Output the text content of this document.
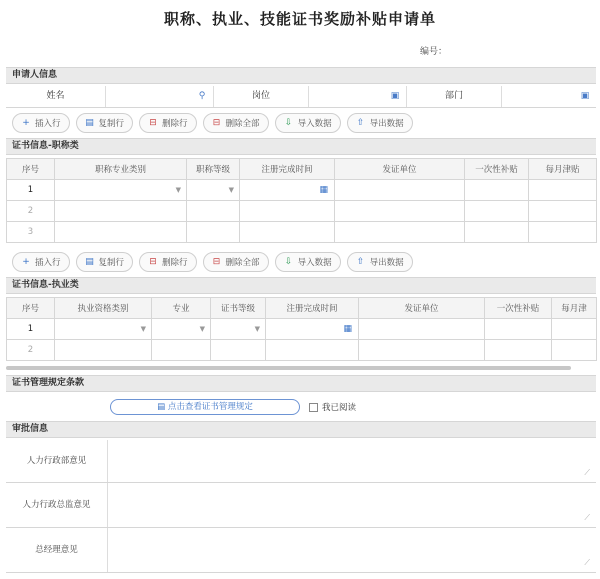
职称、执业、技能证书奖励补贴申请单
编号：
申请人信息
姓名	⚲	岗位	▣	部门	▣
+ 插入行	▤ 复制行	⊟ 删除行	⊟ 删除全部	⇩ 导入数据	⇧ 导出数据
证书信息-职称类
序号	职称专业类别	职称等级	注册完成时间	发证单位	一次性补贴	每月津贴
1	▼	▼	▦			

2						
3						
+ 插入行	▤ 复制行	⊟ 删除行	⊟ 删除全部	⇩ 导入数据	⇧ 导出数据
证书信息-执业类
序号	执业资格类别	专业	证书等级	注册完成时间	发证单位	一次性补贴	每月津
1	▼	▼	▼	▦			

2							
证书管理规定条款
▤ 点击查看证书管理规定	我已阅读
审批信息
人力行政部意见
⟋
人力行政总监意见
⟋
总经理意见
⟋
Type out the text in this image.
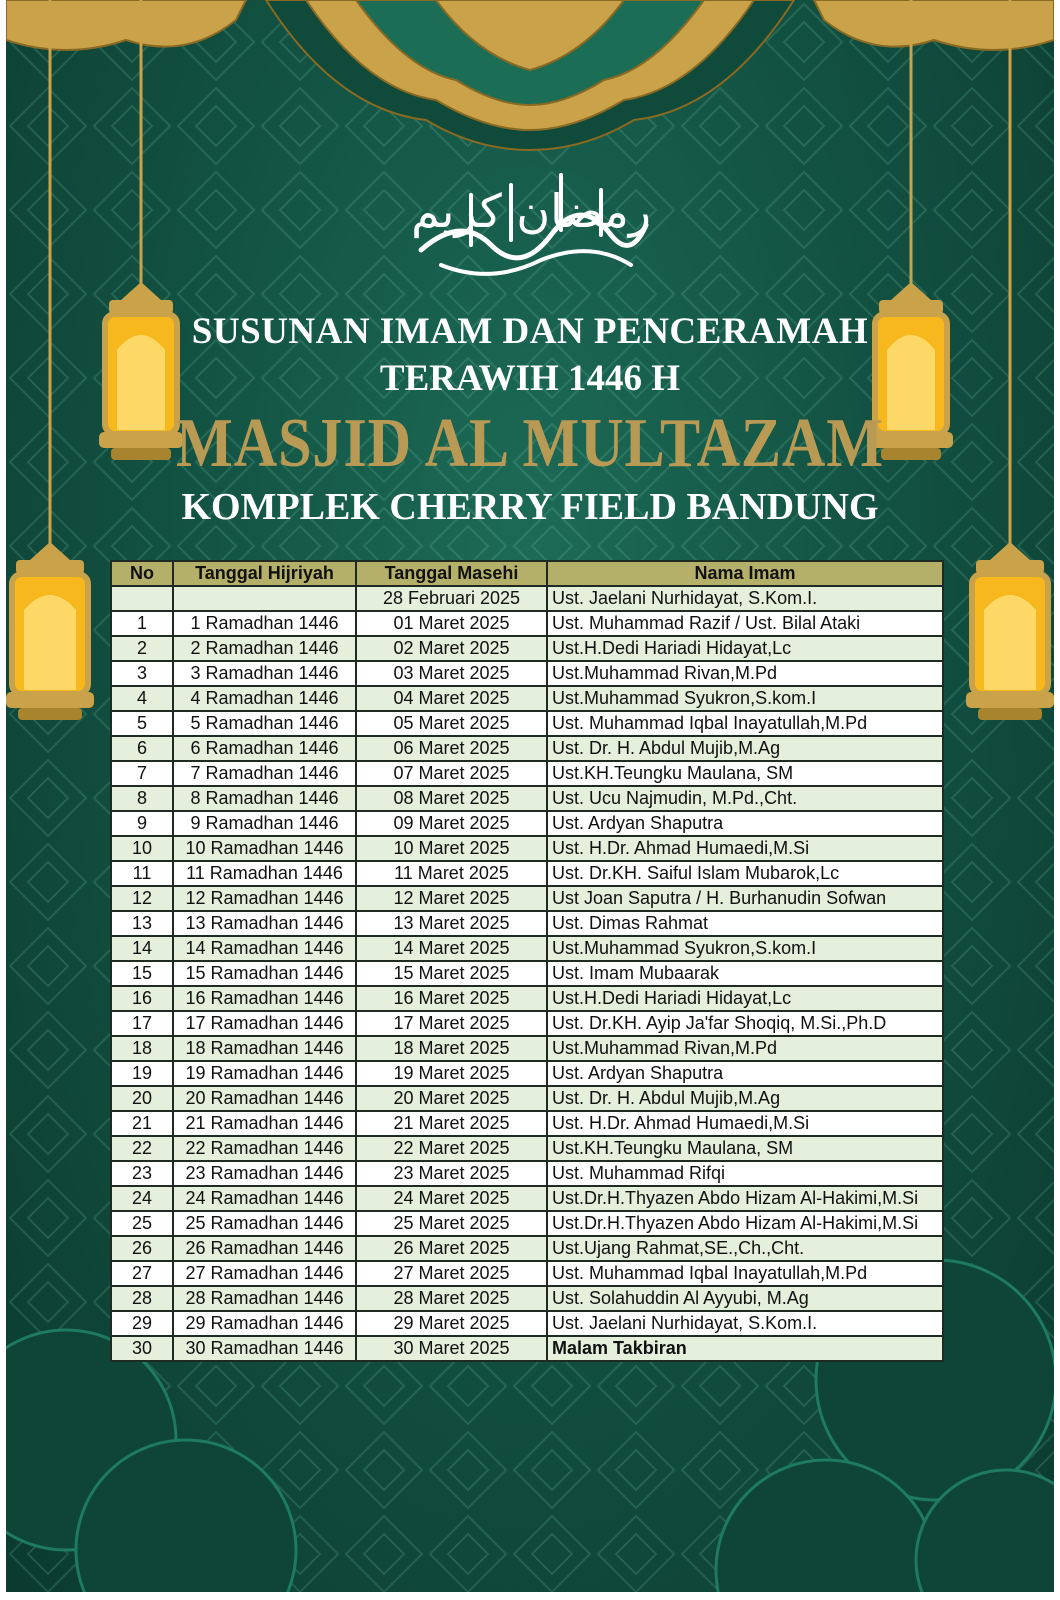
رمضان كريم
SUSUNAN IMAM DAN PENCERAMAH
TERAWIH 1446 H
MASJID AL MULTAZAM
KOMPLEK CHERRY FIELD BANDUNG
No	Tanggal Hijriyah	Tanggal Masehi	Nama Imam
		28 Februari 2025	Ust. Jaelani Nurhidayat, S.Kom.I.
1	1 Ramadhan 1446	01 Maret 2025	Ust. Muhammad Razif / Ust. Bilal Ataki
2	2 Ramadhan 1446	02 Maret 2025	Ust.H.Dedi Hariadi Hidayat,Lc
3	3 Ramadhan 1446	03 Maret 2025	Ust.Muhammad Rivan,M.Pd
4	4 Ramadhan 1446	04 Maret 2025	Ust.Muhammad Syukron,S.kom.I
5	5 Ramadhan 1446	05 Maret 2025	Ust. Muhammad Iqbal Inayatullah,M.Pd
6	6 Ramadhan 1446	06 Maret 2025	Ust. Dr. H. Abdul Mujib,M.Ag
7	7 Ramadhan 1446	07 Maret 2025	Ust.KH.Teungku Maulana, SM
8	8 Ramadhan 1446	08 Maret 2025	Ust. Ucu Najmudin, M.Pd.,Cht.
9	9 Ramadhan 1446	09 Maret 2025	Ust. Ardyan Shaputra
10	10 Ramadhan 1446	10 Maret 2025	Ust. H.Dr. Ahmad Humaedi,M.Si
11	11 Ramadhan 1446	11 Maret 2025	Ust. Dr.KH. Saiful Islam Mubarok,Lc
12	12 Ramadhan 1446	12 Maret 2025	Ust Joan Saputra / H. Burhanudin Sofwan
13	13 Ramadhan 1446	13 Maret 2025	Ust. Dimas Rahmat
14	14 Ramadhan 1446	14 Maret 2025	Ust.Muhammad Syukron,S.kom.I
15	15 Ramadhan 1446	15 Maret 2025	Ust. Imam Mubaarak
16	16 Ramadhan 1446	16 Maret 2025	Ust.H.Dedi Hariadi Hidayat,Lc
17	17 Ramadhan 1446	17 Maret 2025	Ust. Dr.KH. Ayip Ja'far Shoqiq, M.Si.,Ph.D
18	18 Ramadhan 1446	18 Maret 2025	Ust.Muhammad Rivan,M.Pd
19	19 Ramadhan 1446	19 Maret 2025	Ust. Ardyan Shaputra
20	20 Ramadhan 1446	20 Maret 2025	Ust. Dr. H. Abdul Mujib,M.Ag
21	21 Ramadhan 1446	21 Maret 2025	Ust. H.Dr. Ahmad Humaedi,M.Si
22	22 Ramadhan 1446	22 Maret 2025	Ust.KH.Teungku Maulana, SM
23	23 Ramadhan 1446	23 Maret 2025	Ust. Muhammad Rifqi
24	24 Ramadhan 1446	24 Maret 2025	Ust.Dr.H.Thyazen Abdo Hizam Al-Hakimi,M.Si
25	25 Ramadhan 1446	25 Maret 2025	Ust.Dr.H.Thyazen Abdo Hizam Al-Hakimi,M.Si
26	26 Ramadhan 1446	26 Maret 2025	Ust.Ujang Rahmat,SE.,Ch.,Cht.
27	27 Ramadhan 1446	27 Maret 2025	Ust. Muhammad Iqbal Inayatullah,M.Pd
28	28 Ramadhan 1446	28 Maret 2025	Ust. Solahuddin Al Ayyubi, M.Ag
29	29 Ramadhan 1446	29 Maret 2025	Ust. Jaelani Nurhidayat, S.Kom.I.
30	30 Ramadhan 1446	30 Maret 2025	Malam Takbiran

==

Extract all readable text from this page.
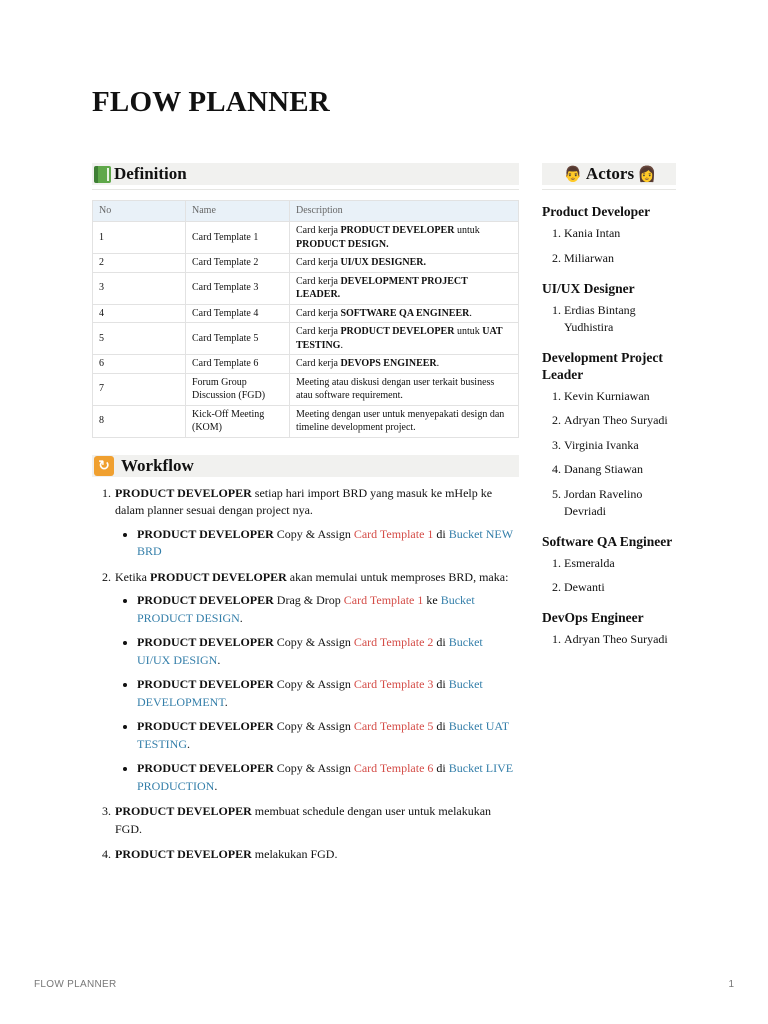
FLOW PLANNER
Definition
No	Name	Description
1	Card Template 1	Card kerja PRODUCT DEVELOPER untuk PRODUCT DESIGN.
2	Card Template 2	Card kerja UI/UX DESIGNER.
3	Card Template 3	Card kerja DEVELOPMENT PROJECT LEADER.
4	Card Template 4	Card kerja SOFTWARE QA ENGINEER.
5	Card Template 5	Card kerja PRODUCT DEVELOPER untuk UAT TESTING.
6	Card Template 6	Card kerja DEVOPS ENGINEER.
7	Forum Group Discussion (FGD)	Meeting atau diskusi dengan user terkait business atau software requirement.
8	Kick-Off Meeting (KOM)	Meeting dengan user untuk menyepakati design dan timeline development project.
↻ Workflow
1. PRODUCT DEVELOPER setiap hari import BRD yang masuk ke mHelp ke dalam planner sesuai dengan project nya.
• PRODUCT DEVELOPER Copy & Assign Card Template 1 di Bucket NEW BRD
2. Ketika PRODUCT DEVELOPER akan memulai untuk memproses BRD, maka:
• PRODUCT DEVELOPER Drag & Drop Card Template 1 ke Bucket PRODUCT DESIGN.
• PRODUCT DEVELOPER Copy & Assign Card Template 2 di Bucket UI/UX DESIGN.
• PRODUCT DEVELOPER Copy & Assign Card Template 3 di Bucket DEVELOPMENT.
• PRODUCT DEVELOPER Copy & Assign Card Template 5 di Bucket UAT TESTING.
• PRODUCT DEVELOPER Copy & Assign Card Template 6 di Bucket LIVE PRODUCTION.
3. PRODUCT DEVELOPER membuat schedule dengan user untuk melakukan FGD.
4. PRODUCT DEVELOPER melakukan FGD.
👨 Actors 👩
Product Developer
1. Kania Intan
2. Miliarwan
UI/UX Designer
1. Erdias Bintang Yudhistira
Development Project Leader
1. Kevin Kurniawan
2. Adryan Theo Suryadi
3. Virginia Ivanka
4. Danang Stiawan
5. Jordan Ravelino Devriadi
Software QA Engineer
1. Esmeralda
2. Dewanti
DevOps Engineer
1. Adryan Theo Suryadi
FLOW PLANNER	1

==

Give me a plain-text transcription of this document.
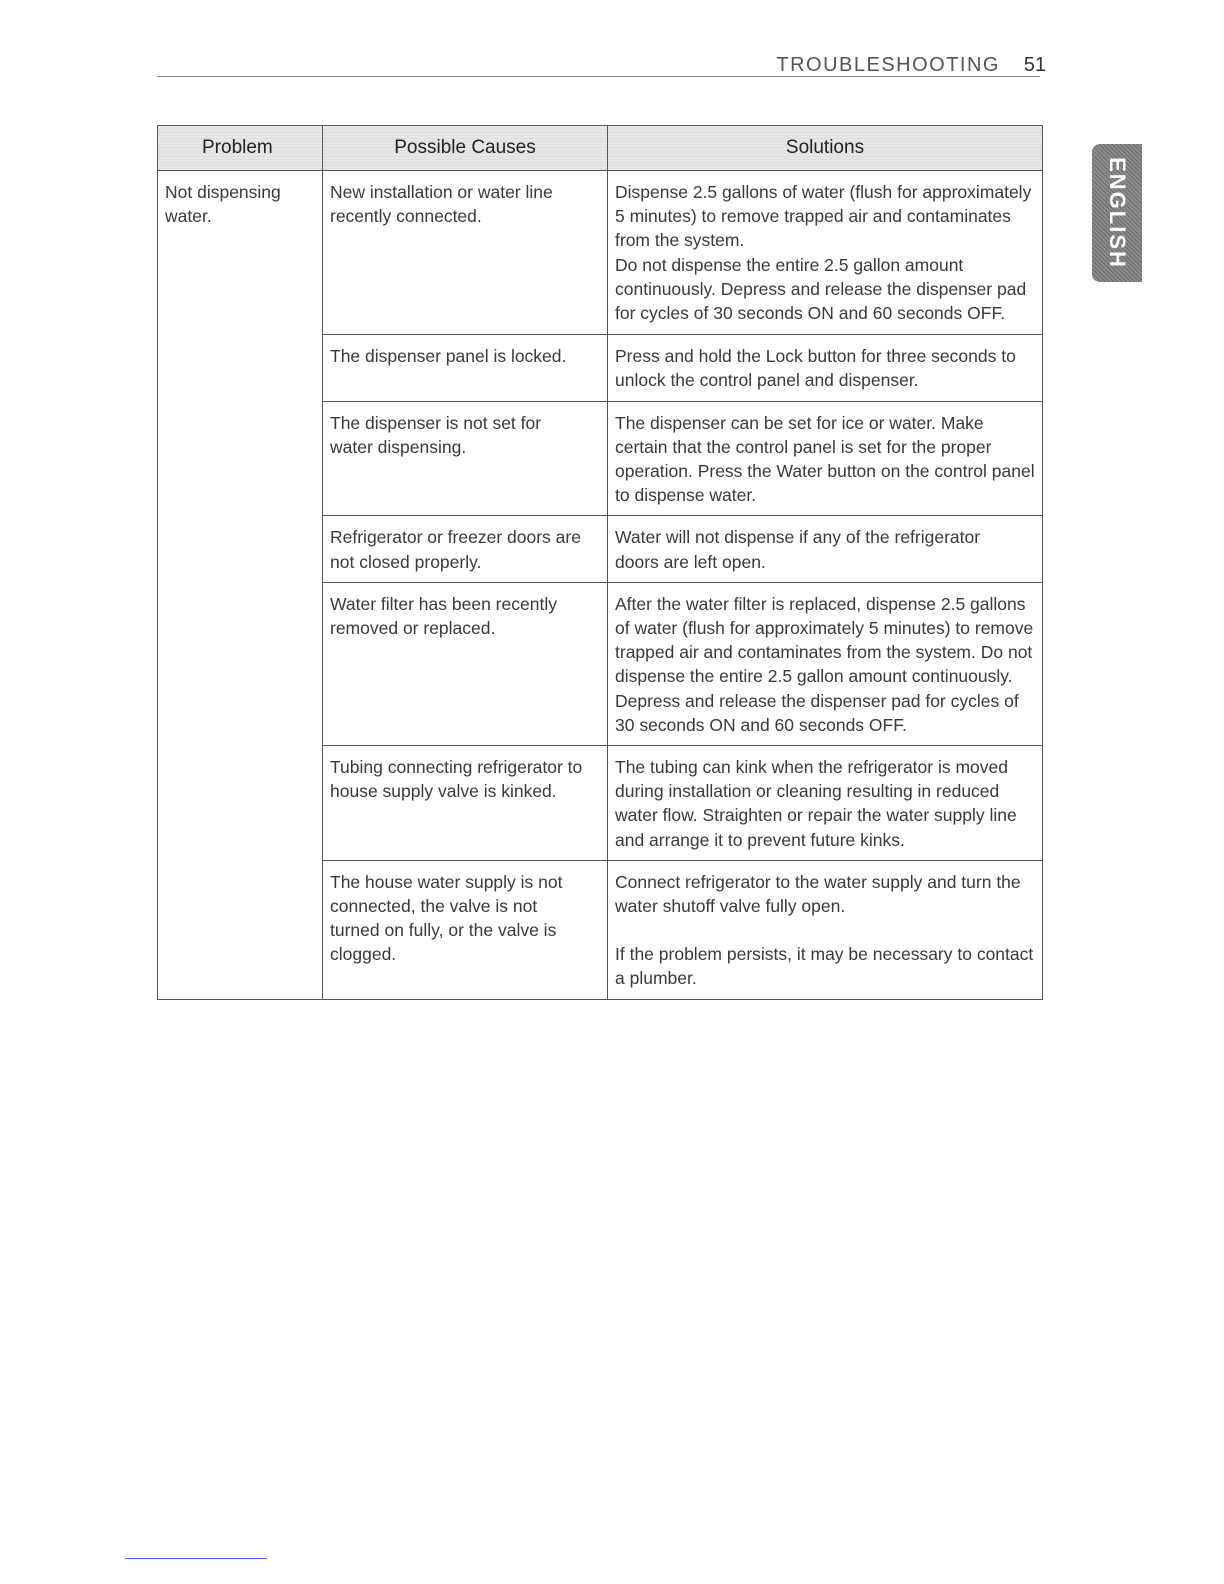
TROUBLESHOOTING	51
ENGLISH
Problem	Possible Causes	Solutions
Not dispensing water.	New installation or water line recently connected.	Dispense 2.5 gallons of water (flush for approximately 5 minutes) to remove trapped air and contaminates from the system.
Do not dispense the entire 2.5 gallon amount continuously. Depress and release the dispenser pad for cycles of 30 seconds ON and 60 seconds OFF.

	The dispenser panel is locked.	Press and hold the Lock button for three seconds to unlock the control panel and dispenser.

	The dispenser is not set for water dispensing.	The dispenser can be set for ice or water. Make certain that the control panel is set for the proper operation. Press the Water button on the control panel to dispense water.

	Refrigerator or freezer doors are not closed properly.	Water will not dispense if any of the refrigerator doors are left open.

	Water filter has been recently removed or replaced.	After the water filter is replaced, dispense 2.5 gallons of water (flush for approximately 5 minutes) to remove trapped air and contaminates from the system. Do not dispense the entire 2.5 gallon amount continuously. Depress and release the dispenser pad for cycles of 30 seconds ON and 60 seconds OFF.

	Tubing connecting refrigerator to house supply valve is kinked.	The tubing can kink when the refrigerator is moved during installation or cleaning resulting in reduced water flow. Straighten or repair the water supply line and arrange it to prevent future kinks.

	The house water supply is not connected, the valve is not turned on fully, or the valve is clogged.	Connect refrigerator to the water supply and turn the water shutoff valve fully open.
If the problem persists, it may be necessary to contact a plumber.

• _What you should do_
Copy all lines of the material above where the string "flush" occurs.

• _Task response_
Not dispensing water.	New installation or water line recently connected.	Dispense 2.5 gallons of water (flush for approximately 5 minutes) to remove trapped air and contaminates from the system.
	Water filter has been recently removed or replaced.	After the water filter is replaced, dispense 2.5 gallons of water (flush for approximately 5 minutes) to remove trapped air and contaminates from the system. Do not dispense the entire 2.5 gallon amount continuously. Depress and release the dispenser pad for cycles of 30 seconds ON and 60 seconds OFF.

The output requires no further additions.